● REQUIREMENT
Reproduce the listing below in full and without alteration, apart from its pictures.

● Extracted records
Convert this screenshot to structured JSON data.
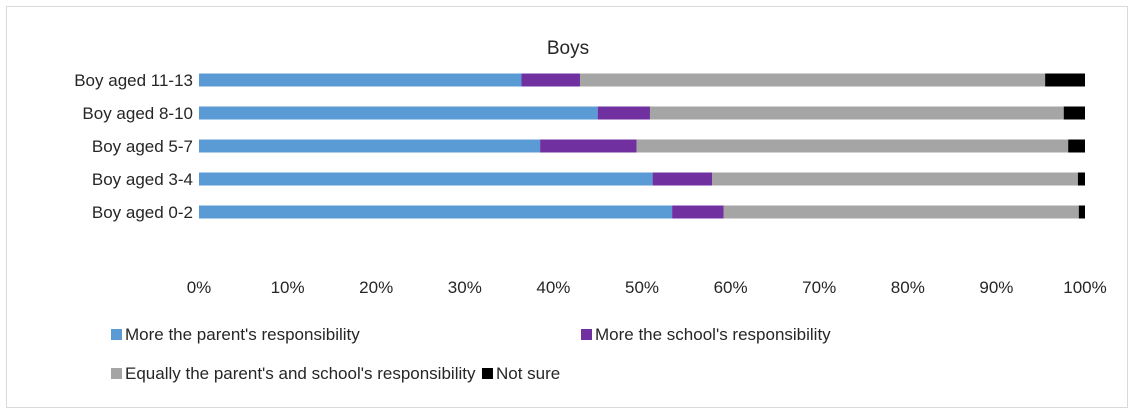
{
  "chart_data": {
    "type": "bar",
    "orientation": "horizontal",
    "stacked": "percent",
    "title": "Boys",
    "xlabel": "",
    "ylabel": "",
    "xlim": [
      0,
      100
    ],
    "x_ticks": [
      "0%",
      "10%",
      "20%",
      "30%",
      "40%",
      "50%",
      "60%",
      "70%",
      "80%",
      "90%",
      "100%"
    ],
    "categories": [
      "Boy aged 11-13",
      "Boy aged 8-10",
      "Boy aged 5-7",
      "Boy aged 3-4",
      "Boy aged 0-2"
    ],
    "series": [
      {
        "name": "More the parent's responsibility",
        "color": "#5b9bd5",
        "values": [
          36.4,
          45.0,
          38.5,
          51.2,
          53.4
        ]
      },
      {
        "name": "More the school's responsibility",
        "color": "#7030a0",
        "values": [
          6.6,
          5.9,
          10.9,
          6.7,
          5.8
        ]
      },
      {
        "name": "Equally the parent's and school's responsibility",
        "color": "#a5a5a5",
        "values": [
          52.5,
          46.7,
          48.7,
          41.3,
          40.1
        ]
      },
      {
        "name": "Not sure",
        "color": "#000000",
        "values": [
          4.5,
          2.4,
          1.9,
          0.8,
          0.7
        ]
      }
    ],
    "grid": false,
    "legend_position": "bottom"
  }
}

● TASK RESULT
Convert this screenshot to structured JSON data.
{
  "chart_data": {
    "type": "bar",
    "orientation": "horizontal",
    "stacked": "percent",
    "title": "Boys",
    "xlabel": "",
    "ylabel": "",
    "xlim": [
      0,
      100
    ],
    "x_ticks": [
      "0%",
      "10%",
      "20%",
      "30%",
      "40%",
      "50%",
      "60%",
      "70%",
      "80%",
      "90%",
      "100%"
    ],
    "categories": [
      "Boy aged 11-13",
      "Boy aged 8-10",
      "Boy aged 5-7",
      "Boy aged 3-4",
      "Boy aged 0-2"
    ],
    "series": [
      {
        "name": "More the parent's responsibility",
        "color": "#5b9bd5",
        "values": [
          36.4,
          45.0,
          38.5,
          51.2,
          53.4
        ]
      },
      {
        "name": "More the school's responsibility",
        "color": "#7030a0",
        "values": [
          6.6,
          5.9,
          10.9,
          6.7,
          5.8
        ]
      },
      {
        "name": "Equally the parent's and school's responsibility",
        "color": "#a5a5a5",
        "values": [
          52.5,
          46.7,
          48.7,
          41.3,
          40.1
        ]
      },
      {
        "name": "Not sure",
        "color": "#000000",
        "values": [
          4.5,
          2.4,
          1.9,
          0.8,
          0.7
        ]
      }
    ],
    "grid": false,
    "legend_position": "bottom"
  }
}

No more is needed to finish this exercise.